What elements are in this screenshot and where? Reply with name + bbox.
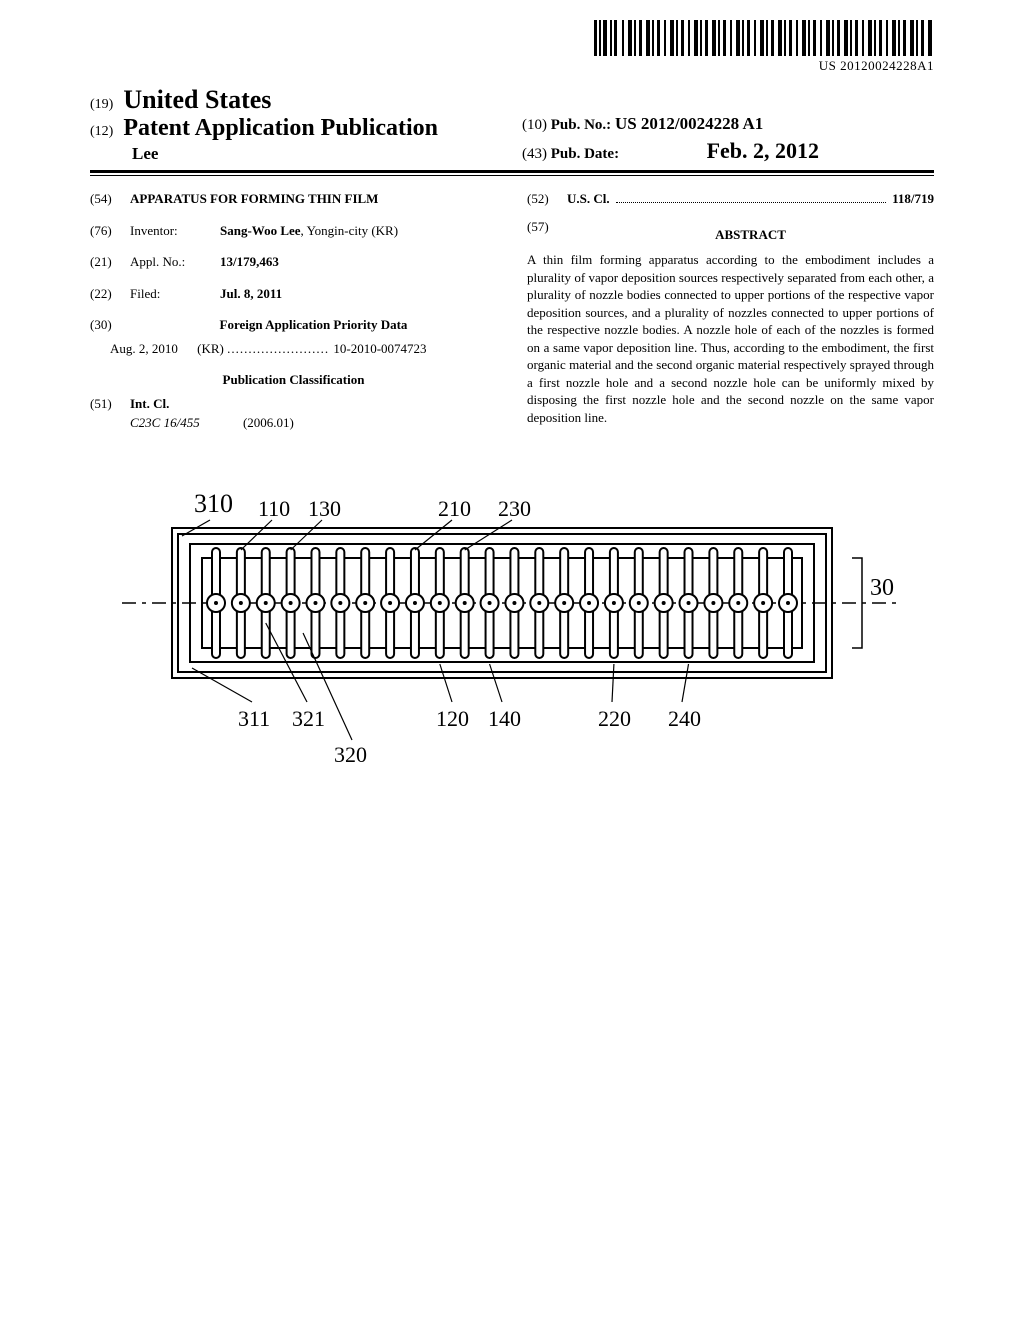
pub-no-label: Pub. No.: [551,117,615,133]
inventor-value: Sang-Woo Lee [220,223,301,238]
abstract-text: A thin film forming apparatus according … [527,251,934,426]
barcode: US 20120024228A1 [594,20,934,74]
svg-text:320: 320 [334,742,367,767]
svg-text:240: 240 [668,706,701,731]
applno-label: Appl. No.: [130,253,220,271]
priority-heading: Foreign Application Priority Data [220,317,408,332]
figure-svg: 310 110 130 210 230 30 311 321 320 120 140 220 240 [122,472,902,792]
priority-number: 10-2010-0074723 [333,341,426,356]
intcl-label: Int. Cl. [130,396,169,411]
left-column: (54) APPARATUS FOR FORMING THIN FILM (76… [90,190,497,432]
prefix-10: (10) [522,117,547,133]
priority-country: (KR) [197,341,224,356]
num-52: (52) [527,190,567,208]
num-51: (51) [90,395,130,413]
pub-date-label: Pub. Date: [551,146,623,162]
filed-label: Filed: [130,285,220,303]
prefix-43: (43) [522,146,547,162]
intcl-code: C23C 16/455 [130,415,200,430]
svg-text:30: 30 [870,575,894,601]
num-30: (30) [90,316,130,334]
svg-text:310: 310 [194,489,233,518]
svg-text:110: 110 [258,496,290,521]
pub-date-value: Feb. 2, 2012 [707,138,819,163]
svg-text:321: 321 [292,706,325,731]
inventor-location: , Yongin-city (KR) [301,223,399,238]
priority-date: Aug. 2, 2010 [110,341,178,356]
uscl-value: 118/719 [892,191,934,206]
pub-no-value: US 2012/0024228 A1 [615,114,763,133]
pub-class-heading: Publication Classification [90,371,497,389]
svg-text:130: 130 [308,496,341,521]
num-57: (57) [527,218,567,252]
bibliographic-columns: (54) APPARATUS FOR FORMING THIN FILM (76… [90,190,934,432]
svg-text:210: 210 [438,496,471,521]
divider-thin [90,175,934,176]
barcode-section: US 20120024228A1 [90,20,934,75]
svg-text:230: 230 [498,496,531,521]
patent-header: (19) United States (12) Patent Applicati… [90,85,934,164]
patent-figure: 310 110 130 210 230 30 311 321 320 120 140 220 240 [90,472,934,797]
applno-value: 13/179,463 [220,253,279,271]
barcode-text: US 20120024228A1 [594,58,934,74]
num-54: (54) [90,190,130,208]
priority-dots: ........................ [227,341,333,356]
uscl-label: U.S. Cl. [567,191,610,206]
intcl-year: (2006.01) [243,415,294,430]
pub-title: Patent Application Publication [123,115,438,141]
invention-title: APPARATUS FOR FORMING THIN FILM [130,190,378,208]
num-76: (76) [90,222,130,240]
svg-text:140: 140 [488,706,521,731]
prefix-19: (19) [90,97,113,112]
svg-text:311: 311 [238,706,270,731]
uscl-dots [616,202,886,203]
divider-thick [90,170,934,173]
country: United States [123,85,271,114]
abstract-heading: ABSTRACT [567,226,934,244]
filed-value: Jul. 8, 2011 [220,285,282,303]
right-column: (52) U.S. Cl. 118/719 (57) ABSTRACT A th… [527,190,934,432]
inventor-label: Inventor: [130,222,220,240]
author-name: Lee [132,144,502,164]
num-22: (22) [90,285,130,303]
svg-text:120: 120 [436,706,469,731]
svg-text:220: 220 [598,706,631,731]
prefix-12: (12) [90,124,113,139]
num-21: (21) [90,253,130,271]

**********

THE TASK | Print the records above line for line, without changes, leaving out any picture line.

RESPONSE TO THE TASK |
What elements are in this screenshot and where? Reply with name + bbox.
pub-no-label: Pub. No.: [551,117,615,133]
inventor-value: Sang-Woo Lee [220,223,301,238]
abstract-text: A thin film forming apparatus according … [527,251,934,426]
barcode: US 20120024228A1 [594,20,934,74]
svg-text:320: 320 [334,742,367,767]
svg-text:240: 240 [668,706,701,731]
applno-label: Appl. No.: [130,253,220,271]
priority-heading: Foreign Application Priority Data [220,317,408,332]
figure-svg: 310 110 130 210 230 30 311 321 320 120 140 220 240 [122,472,902,792]
priority-number: 10-2010-0074723 [333,341,426,356]
intcl-label: Int. Cl. [130,396,169,411]
left-column: (54) APPARATUS FOR FORMING THIN FILM (76… [90,190,497,432]
prefix-10: (10) [522,117,547,133]
priority-country: (KR) [197,341,224,356]
num-52: (52) [527,190,567,208]
num-51: (51) [90,395,130,413]
pub-date-label: Pub. Date: [551,146,623,162]
filed-label: Filed: [130,285,220,303]
prefix-43: (43) [522,146,547,162]
intcl-code: C23C 16/455 [130,415,200,430]
svg-text:30: 30 [870,575,894,601]
num-30: (30) [90,316,130,334]
svg-text:310: 310 [194,489,233,518]
svg-text:110: 110 [258,496,290,521]
pub-date-value: Feb. 2, 2012 [707,138,819,163]
svg-text:321: 321 [292,706,325,731]
inventor-location: , Yongin-city (KR) [301,223,399,238]
priority-date: Aug. 2, 2010 [110,341,178,356]
uscl-value: 118/719 [892,191,934,206]
pub-no-value: US 2012/0024228 A1 [615,114,763,133]
pub-class-heading: Publication Classification [90,371,497,389]
svg-text:130: 130 [308,496,341,521]
num-57: (57) [527,218,567,252]
bibliographic-columns: (54) APPARATUS FOR FORMING THIN FILM (76… [90,190,934,432]
svg-text:210: 210 [438,496,471,521]
divider-thin [90,175,934,176]
barcode-section: US 20120024228A1 [90,20,934,75]
svg-text:230: 230 [498,496,531,521]
patent-header: (19) United States (12) Patent Applicati… [90,85,934,164]
patent-figure: 310 110 130 210 230 30 311 321 320 120 140 220 240 [90,472,934,797]
applno-value: 13/179,463 [220,253,279,271]
barcode-text: US 20120024228A1 [594,58,934,74]
num-54: (54) [90,190,130,208]
priority-dots: ........................ [227,341,333,356]
uscl-label: U.S. Cl. [567,191,610,206]
intcl-year: (2006.01) [243,415,294,430]
pub-title: Patent Application Publication [123,115,438,141]
invention-title: APPARATUS FOR FORMING THIN FILM [130,190,378,208]
num-76: (76) [90,222,130,240]
svg-text:140: 140 [488,706,521,731]
prefix-19: (19) [90,97,113,112]
svg-text:311: 311 [238,706,270,731]
uscl-dots [616,202,886,203]
divider-thick [90,170,934,173]
country: United States [123,85,271,114]
abstract-heading: ABSTRACT [567,226,934,244]
filed-value: Jul. 8, 2011 [220,285,282,303]
right-column: (52) U.S. Cl. 118/719 (57) ABSTRACT A th… [527,190,934,432]
inventor-label: Inventor: [130,222,220,240]
author-name: Lee [132,144,502,164]
num-22: (22) [90,285,130,303]
svg-text:120: 120 [436,706,469,731]
svg-text:220: 220 [598,706,631,731]
prefix-12: (12) [90,124,113,139]
num-21: (21) [90,253,130,271]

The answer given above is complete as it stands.